**YOUR INSTRUCTIONS**
In the entries below, find the lines that contain the word "subtitle" and copy them.

**ENTRIES**
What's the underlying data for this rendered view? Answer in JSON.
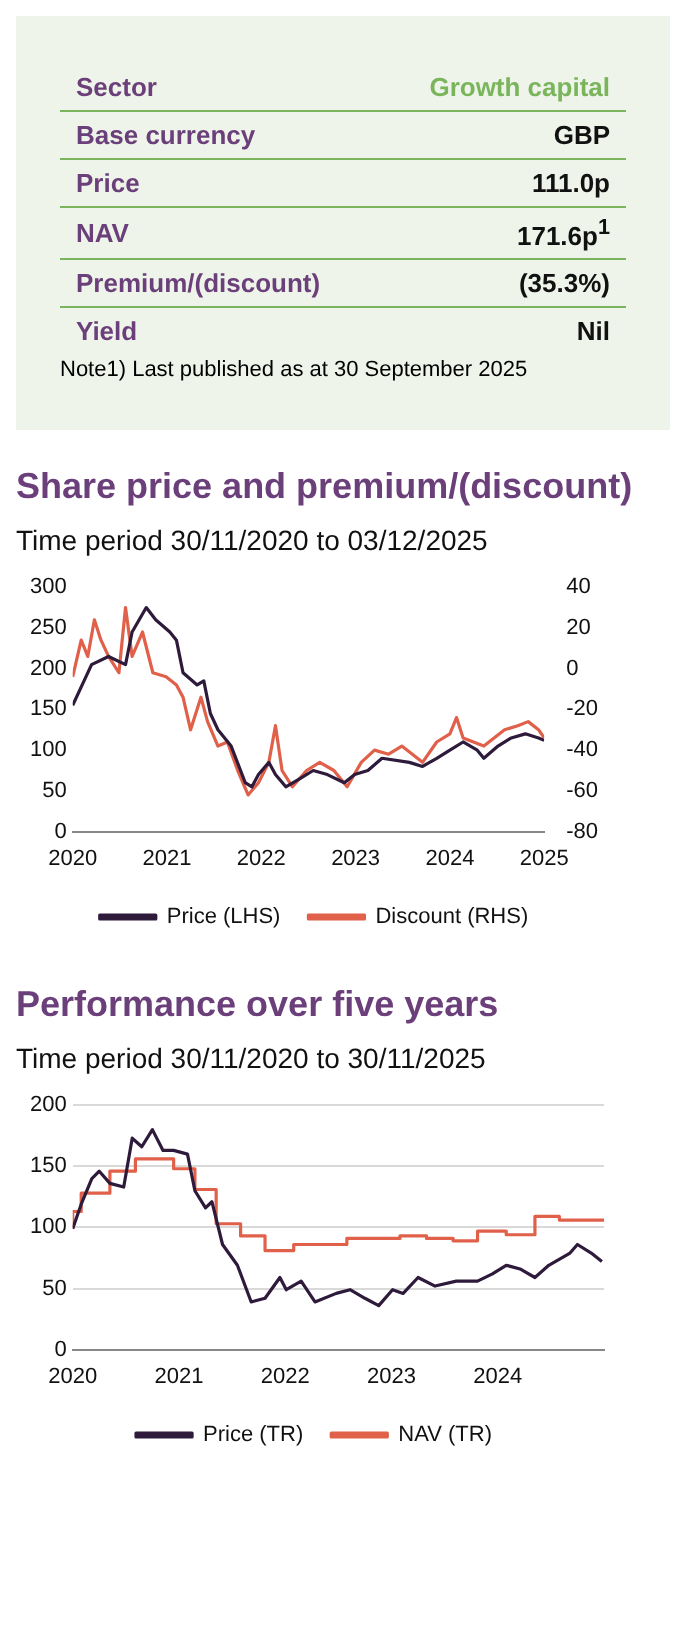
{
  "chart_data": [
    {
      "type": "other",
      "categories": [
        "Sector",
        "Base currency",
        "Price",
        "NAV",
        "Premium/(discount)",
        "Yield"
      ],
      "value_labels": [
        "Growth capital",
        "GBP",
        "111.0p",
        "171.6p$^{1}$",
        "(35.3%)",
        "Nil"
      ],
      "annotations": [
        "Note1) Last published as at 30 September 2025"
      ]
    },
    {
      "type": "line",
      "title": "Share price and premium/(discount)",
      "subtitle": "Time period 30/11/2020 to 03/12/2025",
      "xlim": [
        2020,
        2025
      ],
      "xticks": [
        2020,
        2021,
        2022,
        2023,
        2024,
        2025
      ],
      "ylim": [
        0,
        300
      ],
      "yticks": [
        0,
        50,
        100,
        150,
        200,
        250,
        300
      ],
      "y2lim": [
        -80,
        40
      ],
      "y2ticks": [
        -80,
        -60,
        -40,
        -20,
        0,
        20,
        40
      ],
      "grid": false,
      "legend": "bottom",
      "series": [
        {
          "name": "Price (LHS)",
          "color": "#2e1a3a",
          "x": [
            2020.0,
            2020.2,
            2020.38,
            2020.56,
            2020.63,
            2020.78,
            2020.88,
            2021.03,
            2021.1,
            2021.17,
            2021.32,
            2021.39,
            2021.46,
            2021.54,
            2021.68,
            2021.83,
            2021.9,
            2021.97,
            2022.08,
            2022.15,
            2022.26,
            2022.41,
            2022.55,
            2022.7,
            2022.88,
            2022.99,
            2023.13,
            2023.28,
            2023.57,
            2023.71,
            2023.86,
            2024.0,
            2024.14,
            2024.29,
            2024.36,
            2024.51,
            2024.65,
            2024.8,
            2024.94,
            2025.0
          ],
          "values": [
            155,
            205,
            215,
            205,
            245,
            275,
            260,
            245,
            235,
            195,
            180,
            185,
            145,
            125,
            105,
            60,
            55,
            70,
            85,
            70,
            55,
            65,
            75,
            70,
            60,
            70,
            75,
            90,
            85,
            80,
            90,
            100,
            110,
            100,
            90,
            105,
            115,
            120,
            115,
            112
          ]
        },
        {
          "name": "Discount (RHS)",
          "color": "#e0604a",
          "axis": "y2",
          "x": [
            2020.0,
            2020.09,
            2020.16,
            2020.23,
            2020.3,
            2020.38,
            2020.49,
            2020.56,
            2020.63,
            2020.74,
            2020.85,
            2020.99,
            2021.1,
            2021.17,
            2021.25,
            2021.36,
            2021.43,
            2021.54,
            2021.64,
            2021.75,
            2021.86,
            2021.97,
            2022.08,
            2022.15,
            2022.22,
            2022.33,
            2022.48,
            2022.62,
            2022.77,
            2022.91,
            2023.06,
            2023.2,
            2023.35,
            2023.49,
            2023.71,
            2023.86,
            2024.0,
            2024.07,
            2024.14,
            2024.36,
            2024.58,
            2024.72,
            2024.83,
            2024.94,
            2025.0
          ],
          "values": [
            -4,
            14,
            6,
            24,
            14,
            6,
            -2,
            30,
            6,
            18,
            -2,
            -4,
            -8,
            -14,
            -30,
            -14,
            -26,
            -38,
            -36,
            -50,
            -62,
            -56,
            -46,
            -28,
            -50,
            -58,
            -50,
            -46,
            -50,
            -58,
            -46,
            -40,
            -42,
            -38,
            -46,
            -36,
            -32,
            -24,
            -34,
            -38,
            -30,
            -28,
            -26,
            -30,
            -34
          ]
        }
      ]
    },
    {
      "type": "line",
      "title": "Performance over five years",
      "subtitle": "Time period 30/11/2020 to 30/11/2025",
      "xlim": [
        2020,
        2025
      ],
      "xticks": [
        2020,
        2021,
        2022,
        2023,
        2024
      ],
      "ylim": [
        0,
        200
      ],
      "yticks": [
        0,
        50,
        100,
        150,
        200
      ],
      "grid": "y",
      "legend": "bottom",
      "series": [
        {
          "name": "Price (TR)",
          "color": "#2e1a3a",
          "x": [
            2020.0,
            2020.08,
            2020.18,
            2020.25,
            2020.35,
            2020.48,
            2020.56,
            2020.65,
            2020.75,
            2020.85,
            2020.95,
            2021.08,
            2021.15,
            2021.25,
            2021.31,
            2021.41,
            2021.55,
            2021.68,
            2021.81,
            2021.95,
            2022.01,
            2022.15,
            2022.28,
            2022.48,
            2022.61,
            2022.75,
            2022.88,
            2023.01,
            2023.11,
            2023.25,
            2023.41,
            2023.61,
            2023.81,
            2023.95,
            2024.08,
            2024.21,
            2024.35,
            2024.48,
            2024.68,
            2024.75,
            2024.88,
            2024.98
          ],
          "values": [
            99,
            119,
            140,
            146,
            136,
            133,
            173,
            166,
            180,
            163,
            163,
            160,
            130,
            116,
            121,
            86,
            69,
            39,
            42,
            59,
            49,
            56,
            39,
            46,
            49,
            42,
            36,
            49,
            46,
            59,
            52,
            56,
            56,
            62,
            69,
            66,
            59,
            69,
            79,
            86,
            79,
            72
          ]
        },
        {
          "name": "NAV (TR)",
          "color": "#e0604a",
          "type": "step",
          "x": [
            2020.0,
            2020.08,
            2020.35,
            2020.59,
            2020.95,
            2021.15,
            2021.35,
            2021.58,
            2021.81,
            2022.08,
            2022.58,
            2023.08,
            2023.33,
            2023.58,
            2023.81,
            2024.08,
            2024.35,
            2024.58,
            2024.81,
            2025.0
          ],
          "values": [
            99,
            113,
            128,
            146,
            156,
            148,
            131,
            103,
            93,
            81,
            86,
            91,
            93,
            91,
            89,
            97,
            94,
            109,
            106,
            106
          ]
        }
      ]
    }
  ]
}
==
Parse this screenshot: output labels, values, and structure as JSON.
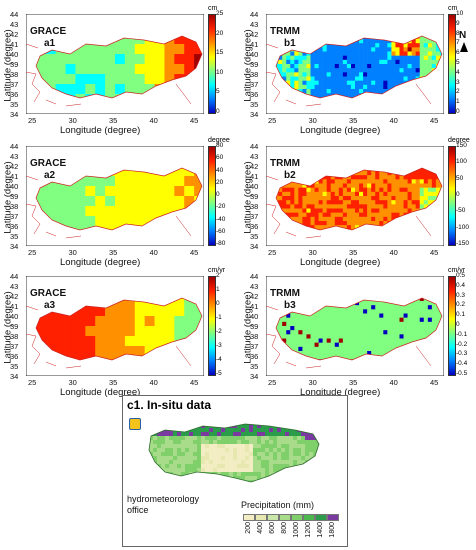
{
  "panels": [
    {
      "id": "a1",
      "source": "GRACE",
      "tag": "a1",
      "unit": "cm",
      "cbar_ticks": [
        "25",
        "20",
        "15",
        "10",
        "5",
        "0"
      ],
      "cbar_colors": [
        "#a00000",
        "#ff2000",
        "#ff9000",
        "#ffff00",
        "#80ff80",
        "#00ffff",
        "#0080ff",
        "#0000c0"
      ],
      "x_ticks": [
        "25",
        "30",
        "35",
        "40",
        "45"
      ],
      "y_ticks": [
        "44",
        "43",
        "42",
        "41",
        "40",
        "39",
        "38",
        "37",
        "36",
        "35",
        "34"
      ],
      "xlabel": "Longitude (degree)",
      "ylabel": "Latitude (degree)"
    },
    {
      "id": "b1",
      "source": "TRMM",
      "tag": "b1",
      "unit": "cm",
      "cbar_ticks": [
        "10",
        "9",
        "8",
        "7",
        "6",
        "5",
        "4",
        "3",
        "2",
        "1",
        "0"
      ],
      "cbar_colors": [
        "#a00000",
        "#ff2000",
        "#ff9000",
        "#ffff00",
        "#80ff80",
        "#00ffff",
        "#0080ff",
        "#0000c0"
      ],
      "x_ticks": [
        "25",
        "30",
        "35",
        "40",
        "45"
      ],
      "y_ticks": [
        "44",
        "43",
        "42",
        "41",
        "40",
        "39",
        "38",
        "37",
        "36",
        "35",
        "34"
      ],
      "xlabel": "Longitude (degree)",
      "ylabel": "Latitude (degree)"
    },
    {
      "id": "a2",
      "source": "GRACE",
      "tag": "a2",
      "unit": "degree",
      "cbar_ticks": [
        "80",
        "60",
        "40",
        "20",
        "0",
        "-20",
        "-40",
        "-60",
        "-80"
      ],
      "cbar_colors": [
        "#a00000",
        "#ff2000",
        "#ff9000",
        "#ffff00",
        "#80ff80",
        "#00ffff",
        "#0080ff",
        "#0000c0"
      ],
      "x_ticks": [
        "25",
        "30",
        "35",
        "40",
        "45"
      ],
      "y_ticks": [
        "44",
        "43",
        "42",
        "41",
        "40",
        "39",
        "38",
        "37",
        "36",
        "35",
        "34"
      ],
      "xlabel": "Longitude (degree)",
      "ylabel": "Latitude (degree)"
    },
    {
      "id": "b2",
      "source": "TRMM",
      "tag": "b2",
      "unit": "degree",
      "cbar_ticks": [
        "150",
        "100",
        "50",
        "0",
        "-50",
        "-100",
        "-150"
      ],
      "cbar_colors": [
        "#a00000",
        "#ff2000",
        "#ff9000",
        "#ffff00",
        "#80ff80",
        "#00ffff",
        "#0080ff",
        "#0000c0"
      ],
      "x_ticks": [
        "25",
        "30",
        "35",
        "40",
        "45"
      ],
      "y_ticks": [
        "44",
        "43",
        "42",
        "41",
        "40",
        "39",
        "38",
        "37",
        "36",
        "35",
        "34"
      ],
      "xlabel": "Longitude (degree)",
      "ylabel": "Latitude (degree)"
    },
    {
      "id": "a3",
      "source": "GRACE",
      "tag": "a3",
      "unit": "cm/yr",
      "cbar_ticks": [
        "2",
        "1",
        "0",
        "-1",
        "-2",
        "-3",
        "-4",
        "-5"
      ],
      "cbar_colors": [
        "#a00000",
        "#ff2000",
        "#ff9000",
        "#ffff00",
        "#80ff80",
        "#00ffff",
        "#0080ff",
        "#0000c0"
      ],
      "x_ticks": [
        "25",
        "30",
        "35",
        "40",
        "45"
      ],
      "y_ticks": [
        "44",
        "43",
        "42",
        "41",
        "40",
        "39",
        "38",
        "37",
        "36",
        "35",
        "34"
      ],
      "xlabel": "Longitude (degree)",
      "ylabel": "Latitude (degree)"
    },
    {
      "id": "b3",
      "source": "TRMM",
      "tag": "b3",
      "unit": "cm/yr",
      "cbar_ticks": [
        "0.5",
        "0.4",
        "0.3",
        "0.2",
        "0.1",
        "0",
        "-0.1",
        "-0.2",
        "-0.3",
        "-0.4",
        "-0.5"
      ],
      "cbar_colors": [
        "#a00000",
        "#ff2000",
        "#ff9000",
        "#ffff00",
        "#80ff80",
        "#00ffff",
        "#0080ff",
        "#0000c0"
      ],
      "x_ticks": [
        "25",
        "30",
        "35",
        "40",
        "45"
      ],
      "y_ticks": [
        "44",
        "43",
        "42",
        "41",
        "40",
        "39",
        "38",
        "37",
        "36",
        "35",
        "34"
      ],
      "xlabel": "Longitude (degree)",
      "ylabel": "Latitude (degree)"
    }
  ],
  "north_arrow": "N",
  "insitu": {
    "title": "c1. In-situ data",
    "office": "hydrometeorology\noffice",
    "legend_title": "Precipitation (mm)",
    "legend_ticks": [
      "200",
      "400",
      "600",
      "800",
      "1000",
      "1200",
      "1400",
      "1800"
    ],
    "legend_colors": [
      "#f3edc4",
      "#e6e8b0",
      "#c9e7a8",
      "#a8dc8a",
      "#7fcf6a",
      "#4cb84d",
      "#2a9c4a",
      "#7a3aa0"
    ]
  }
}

**OUTPUT FOR THIS EXERCISE**
      "subtitle": "Time period 30/11/2020 to 03/12/2025",
      "subtitle": "Time period 30/11/2020 to 30/11/2025",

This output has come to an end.